Directive |
Print all entries precisely as they are written.

Extracts from a graphics dataset |

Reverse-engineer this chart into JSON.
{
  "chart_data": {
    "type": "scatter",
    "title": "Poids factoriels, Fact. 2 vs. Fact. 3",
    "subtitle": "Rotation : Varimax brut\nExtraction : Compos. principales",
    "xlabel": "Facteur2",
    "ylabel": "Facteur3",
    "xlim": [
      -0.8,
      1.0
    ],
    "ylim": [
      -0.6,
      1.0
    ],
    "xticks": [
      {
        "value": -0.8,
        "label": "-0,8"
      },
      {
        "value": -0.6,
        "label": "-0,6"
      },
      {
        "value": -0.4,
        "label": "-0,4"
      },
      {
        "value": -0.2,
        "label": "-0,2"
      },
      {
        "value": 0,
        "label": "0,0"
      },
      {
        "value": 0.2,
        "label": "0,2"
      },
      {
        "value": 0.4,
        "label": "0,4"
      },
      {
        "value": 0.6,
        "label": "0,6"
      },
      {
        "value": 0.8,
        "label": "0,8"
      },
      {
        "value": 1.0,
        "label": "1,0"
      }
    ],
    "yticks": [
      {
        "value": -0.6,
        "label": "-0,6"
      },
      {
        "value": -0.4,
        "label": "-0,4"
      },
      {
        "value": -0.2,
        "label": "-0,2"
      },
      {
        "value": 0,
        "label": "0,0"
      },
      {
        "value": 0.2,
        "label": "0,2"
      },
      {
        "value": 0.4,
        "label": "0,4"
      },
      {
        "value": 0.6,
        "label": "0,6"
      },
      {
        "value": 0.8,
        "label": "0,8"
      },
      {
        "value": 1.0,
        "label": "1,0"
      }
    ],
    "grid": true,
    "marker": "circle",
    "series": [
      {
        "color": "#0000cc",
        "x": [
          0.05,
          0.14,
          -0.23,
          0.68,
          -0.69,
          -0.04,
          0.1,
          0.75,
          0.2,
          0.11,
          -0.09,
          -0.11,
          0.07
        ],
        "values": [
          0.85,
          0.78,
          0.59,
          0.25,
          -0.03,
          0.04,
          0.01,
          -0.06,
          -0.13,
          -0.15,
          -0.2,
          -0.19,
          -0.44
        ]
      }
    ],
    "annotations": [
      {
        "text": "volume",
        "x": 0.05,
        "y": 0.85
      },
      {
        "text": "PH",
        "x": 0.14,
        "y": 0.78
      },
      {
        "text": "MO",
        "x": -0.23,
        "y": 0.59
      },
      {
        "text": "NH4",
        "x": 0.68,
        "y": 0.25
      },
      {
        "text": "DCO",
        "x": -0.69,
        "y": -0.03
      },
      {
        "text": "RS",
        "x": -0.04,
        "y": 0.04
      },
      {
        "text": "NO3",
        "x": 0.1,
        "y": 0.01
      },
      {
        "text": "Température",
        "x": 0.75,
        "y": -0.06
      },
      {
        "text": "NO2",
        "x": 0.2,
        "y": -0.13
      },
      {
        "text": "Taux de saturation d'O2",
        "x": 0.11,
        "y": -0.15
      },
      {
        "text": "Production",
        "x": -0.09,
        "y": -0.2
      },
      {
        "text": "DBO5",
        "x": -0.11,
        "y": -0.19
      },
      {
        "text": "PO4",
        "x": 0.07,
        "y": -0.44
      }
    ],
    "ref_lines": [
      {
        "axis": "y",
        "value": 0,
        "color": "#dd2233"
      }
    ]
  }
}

The reply |
Reverse-engineer this chart into JSON.
{
  "chart_data": {
    "type": "scatter",
    "title": "Poids factoriels, Fact. 2 vs. Fact. 3",
    "subtitle": "Rotation : Varimax brut\nExtraction : Compos. principales",
    "xlabel": "Facteur2",
    "ylabel": "Facteur3",
    "xlim": [
      -0.8,
      1.0
    ],
    "ylim": [
      -0.6,
      1.0
    ],
    "xticks": [
      {
        "value": -0.8,
        "label": "-0,8"
      },
      {
        "value": -0.6,
        "label": "-0,6"
      },
      {
        "value": -0.4,
        "label": "-0,4"
      },
      {
        "value": -0.2,
        "label": "-0,2"
      },
      {
        "value": 0,
        "label": "0,0"
      },
      {
        "value": 0.2,
        "label": "0,2"
      },
      {
        "value": 0.4,
        "label": "0,4"
      },
      {
        "value": 0.6,
        "label": "0,6"
      },
      {
        "value": 0.8,
        "label": "0,8"
      },
      {
        "value": 1.0,
        "label": "1,0"
      }
    ],
    "yticks": [
      {
        "value": -0.6,
        "label": "-0,6"
      },
      {
        "value": -0.4,
        "label": "-0,4"
      },
      {
        "value": -0.2,
        "label": "-0,2"
      },
      {
        "value": 0,
        "label": "0,0"
      },
      {
        "value": 0.2,
        "label": "0,2"
      },
      {
        "value": 0.4,
        "label": "0,4"
      },
      {
        "value": 0.6,
        "label": "0,6"
      },
      {
        "value": 0.8,
        "label": "0,8"
      },
      {
        "value": 1.0,
        "label": "1,0"
      }
    ],
    "grid": true,
    "marker": "circle",
    "series": [
      {
        "color": "#0000cc",
        "x": [
          0.05,
          0.14,
          -0.23,
          0.68,
          -0.69,
          -0.04,
          0.1,
          0.75,
          0.2,
          0.11,
          -0.09,
          -0.11,
          0.07
        ],
        "values": [
          0.85,
          0.78,
          0.59,
          0.25,
          -0.03,
          0.04,
          0.01,
          -0.06,
          -0.13,
          -0.15,
          -0.2,
          -0.19,
          -0.44
        ]
      }
    ],
    "annotations": [
      {
        "text": "volume",
        "x": 0.05,
        "y": 0.85
      },
      {
        "text": "PH",
        "x": 0.14,
        "y": 0.78
      },
      {
        "text": "MO",
        "x": -0.23,
        "y": 0.59
      },
      {
        "text": "NH4",
        "x": 0.68,
        "y": 0.25
      },
      {
        "text": "DCO",
        "x": -0.69,
        "y": -0.03
      },
      {
        "text": "RS",
        "x": -0.04,
        "y": 0.04
      },
      {
        "text": "NO3",
        "x": 0.1,
        "y": 0.01
      },
      {
        "text": "Température",
        "x": 0.75,
        "y": -0.06
      },
      {
        "text": "NO2",
        "x": 0.2,
        "y": -0.13
      },
      {
        "text": "Taux de saturation d'O2",
        "x": 0.11,
        "y": -0.15
      },
      {
        "text": "Production",
        "x": -0.09,
        "y": -0.2
      },
      {
        "text": "DBO5",
        "x": -0.11,
        "y": -0.19
      },
      {
        "text": "PO4",
        "x": 0.07,
        "y": -0.44
      }
    ],
    "ref_lines": [
      {
        "axis": "y",
        "value": 0,
        "color": "#dd2233"
      }
    ]
  }
}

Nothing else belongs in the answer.